REQUEST: Will you write out all the entries below exactly?

═════ ENTRIES SHOWN

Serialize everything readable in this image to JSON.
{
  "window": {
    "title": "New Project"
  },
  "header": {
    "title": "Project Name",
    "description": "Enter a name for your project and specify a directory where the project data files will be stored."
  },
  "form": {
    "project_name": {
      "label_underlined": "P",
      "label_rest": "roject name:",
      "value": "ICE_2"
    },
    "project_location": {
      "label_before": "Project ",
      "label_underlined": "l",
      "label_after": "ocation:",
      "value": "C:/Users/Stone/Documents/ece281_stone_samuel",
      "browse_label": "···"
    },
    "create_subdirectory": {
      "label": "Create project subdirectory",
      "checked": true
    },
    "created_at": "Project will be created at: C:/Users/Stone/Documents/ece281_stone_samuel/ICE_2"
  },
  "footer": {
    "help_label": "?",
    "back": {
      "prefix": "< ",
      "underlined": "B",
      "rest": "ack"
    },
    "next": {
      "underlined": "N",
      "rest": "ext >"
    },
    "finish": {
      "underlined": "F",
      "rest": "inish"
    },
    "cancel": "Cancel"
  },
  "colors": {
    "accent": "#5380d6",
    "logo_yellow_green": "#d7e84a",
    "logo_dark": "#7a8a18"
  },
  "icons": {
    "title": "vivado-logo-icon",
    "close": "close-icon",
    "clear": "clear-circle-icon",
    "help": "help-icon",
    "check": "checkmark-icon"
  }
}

══════════

FINISHED ANSWER:
Serialize everything readable in this image to JSON.
{
  "window": {
    "title": "New Project"
  },
  "header": {
    "title": "Project Name",
    "description": "Enter a name for your project and specify a directory where the project data files will be stored."
  },
  "form": {
    "project_name": {
      "label_underlined": "P",
      "label_rest": "roject name:",
      "value": "ICE_2"
    },
    "project_location": {
      "label_before": "Project ",
      "label_underlined": "l",
      "label_after": "ocation:",
      "value": "C:/Users/Stone/Documents/ece281_stone_samuel",
      "browse_label": "···"
    },
    "create_subdirectory": {
      "label": "Create project subdirectory",
      "checked": true
    },
    "created_at": "Project will be created at: C:/Users/Stone/Documents/ece281_stone_samuel/ICE_2"
  },
  "footer": {
    "help_label": "?",
    "back": {
      "prefix": "< ",
      "underlined": "B",
      "rest": "ack"
    },
    "next": {
      "underlined": "N",
      "rest": "ext >"
    },
    "finish": {
      "underlined": "F",
      "rest": "inish"
    },
    "cancel": "Cancel"
  },
  "colors": {
    "accent": "#5380d6",
    "logo_yellow_green": "#d7e84a",
    "logo_dark": "#7a8a18"
  },
  "icons": {
    "title": "vivado-logo-icon",
    "close": "close-icon",
    "clear": "clear-circle-icon",
    "help": "help-icon",
    "check": "checkmark-icon"
  }
}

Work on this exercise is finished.